======== SOURCE EXTRACT

- Date: 16 November 2014
- Site: Radisson Blu Hotel, Glasgow, Scotland
- Hosted by: Hazel Irvine

Television coverage
- Network: Streaming webcast

= 2014 British Academy Scotland Awards =

Scottish film and television awards

The 24th British Academy Scotland Awards were held on 16 November 2014 at the Radisson Blu Hotel in Glasgow, honouring the best Scottish film and television productions of 2013. Presented by BAFTA Scotland, accolades are handed out for the best in feature-length film that were screened at British cinemas during 2013. The Nominees were announced on 23 October 2014. The ceremony was broadcast online via YouTube and was hosted by Hazel Irvine.

Tommy Gormley, Alex Graham and Lorraine Kelly were honoured with Outstanding Contribution awards at this ceremony.

================

> [EXERCISE SET]
[A] According to the awards text, who hosted the 2014 ceremony?
[B] Can you turn the paragraph of the awards text beginning "The 24th British Academy Scotland Awards" into a short bulleted list that keeps its main facts?
The material that comes after this has no connection to the awards text.

======== DATA PROVIDED

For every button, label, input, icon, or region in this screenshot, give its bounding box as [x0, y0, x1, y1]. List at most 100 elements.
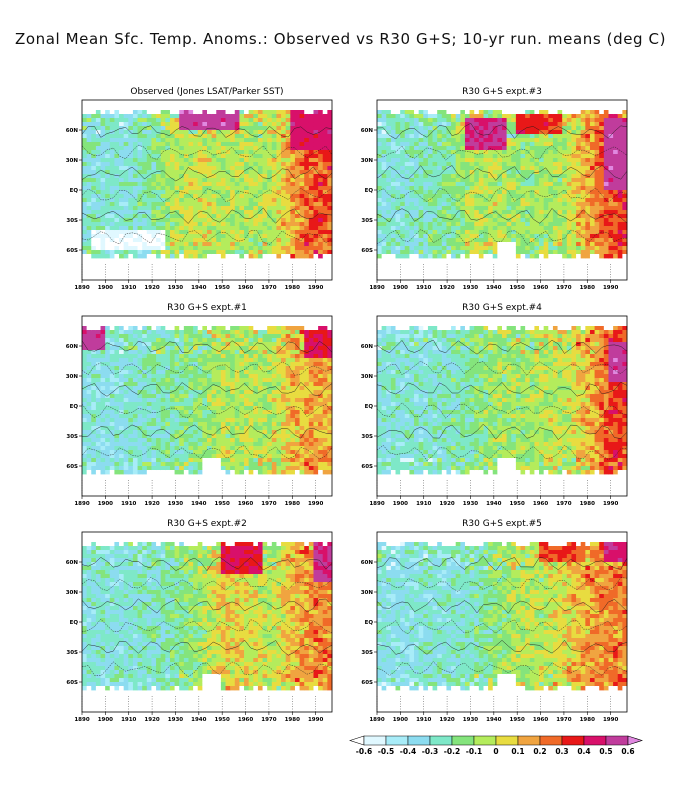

================

> [COMPLETED EXERCISE]
[A] Hazel Irvine.

[B]
- Event: 24th British Academy Scotland Awards, presented by BAFTA Scotland
- Date and venue: 16 November 2014, Radisson Blu Hotel, Glasgow
- Honored: the best Scottish film and television productions of 2013, including feature-length films screened in British cinemas that year
- Nominees announced: 23 October 2014
- Broadcast: online via YouTube, hosted by Hazel Irvine